• [Exercise requirements]: Check each line of the entries below for the string "been"; copy every line where it appears.

--- START OF Data for processing ---

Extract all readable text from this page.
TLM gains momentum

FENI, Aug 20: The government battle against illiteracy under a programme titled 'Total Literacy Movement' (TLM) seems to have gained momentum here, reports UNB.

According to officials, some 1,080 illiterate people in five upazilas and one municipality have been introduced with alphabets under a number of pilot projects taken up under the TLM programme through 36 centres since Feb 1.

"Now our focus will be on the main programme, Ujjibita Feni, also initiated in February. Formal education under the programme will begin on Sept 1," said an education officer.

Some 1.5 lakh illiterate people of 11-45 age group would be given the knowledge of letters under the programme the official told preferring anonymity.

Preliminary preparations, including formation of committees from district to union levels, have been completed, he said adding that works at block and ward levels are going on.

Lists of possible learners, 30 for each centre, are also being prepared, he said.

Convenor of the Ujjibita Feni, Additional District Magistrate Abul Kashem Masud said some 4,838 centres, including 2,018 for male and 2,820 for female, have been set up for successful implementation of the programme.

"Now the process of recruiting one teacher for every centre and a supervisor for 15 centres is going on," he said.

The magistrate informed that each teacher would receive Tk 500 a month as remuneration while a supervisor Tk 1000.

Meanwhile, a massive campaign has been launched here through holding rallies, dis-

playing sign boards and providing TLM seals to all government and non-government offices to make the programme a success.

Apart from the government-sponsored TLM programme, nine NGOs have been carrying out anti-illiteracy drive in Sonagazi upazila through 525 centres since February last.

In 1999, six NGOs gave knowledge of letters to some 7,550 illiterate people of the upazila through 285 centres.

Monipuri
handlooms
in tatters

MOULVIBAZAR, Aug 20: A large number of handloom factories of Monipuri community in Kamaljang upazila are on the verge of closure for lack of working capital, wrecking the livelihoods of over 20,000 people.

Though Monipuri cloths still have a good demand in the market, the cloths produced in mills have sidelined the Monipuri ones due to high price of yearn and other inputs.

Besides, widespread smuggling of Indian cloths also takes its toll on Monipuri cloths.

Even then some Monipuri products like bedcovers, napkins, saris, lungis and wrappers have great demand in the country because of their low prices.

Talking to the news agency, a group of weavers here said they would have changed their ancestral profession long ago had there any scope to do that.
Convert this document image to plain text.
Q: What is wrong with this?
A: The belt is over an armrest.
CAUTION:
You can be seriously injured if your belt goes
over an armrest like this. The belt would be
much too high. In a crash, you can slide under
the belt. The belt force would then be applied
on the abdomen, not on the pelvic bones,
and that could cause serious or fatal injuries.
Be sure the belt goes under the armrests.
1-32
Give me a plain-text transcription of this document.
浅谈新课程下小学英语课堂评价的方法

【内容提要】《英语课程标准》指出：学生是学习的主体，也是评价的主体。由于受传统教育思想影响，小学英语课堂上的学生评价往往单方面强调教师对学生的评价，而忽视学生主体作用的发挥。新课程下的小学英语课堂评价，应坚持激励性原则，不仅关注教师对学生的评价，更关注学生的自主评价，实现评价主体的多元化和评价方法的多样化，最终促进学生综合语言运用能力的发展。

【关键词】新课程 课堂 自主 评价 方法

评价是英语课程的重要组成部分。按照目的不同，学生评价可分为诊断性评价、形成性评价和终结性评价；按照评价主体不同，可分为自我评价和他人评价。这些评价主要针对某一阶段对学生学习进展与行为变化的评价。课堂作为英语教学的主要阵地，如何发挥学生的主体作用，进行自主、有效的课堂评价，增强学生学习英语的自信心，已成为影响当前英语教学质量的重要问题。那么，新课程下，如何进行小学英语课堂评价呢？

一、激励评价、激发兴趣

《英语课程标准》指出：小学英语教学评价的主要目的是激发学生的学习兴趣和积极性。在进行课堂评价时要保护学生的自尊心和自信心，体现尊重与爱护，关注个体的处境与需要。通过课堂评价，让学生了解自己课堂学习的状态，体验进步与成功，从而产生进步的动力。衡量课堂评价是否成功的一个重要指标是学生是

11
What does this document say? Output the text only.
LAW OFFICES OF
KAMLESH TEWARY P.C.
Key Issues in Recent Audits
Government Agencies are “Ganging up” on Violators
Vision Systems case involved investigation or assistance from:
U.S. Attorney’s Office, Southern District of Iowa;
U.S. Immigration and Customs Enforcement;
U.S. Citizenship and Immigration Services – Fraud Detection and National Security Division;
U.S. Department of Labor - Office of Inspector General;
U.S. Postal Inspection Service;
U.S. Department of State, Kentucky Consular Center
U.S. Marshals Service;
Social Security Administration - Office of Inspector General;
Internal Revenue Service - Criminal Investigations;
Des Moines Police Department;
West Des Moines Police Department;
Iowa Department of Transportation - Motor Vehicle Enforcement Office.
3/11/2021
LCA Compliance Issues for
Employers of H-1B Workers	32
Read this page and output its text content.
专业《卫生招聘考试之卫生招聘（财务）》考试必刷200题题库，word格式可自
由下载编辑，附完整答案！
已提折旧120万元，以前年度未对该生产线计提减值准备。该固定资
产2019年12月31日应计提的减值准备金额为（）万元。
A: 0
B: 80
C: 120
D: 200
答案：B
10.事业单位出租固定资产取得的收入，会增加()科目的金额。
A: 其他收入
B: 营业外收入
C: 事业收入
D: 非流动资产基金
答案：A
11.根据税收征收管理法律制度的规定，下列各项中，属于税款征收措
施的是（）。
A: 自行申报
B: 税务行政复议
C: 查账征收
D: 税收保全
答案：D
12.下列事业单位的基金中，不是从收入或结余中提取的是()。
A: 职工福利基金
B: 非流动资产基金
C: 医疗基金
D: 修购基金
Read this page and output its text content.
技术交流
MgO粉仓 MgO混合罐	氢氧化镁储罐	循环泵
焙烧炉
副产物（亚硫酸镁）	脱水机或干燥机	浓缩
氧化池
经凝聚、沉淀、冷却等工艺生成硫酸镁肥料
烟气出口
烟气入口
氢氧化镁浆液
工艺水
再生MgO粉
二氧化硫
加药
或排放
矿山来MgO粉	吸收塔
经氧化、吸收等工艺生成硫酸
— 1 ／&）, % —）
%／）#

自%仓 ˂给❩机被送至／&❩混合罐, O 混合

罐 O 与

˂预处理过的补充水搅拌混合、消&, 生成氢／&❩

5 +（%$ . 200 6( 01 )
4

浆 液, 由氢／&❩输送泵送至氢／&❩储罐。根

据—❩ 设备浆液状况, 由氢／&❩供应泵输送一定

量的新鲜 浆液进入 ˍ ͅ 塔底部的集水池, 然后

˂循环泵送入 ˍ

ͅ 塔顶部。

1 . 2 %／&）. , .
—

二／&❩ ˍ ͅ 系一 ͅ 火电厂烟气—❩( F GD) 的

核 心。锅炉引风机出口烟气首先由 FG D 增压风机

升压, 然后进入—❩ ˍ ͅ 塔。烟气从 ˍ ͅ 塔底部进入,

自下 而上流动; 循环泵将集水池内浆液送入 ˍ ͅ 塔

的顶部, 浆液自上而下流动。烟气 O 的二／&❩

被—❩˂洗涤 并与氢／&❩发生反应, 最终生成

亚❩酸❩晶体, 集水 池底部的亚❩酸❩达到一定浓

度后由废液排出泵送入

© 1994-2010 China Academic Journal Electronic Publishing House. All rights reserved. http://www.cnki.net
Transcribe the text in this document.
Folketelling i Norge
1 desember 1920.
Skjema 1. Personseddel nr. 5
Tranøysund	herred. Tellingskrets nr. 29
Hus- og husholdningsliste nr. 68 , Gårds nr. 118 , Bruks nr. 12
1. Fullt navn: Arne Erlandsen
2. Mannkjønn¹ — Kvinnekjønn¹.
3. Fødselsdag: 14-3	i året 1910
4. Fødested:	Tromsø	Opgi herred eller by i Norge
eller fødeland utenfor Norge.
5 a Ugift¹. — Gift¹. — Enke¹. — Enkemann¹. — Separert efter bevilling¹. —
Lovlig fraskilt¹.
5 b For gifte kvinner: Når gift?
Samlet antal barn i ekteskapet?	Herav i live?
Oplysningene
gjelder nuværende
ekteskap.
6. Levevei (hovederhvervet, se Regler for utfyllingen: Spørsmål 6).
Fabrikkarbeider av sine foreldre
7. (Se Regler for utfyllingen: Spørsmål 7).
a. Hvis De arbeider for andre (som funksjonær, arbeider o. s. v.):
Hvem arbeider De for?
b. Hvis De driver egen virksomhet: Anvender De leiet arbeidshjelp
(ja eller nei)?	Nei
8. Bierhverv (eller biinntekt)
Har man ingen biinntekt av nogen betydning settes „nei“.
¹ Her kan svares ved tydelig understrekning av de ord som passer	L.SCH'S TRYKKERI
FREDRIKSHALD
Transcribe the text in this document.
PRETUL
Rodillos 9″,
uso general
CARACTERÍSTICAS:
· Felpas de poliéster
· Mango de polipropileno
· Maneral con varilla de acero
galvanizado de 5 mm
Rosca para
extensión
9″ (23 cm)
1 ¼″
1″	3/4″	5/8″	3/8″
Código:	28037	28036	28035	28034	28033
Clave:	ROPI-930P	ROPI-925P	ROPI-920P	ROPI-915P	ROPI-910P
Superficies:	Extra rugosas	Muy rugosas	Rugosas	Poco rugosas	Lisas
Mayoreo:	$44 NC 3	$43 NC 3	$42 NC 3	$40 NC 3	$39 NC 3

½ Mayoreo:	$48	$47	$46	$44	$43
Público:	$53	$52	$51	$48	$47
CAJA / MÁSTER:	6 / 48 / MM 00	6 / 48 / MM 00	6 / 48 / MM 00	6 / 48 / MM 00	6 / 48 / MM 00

--- END OF Data for processing ---

• [Written response]:
According to officials, some 1,080 illiterate people in five upazilas and one municipality have been introduced with alphabets under a number of pilot projects taken up under the TLM programme through 36 centres since Feb 1.
Preliminary preparations, including formation of committees from district to union levels, have been completed, he said adding that works at block and ward levels are going on.
Convenor of the Ujjibita Feni, Additional District Magistrate Abul Kashem Masud said some 4,838 centres, including 2,018 for male and 2,820 for female, have been set up for successful implementation of the programme.
Meanwhile, a massive campaign has been launched here through holding rallies, dis-
Apart from the government-sponsored TLM programme, nine NGOs have been carrying out anti-illiteracy drive in Sonagazi upazila through 525 centres since February last.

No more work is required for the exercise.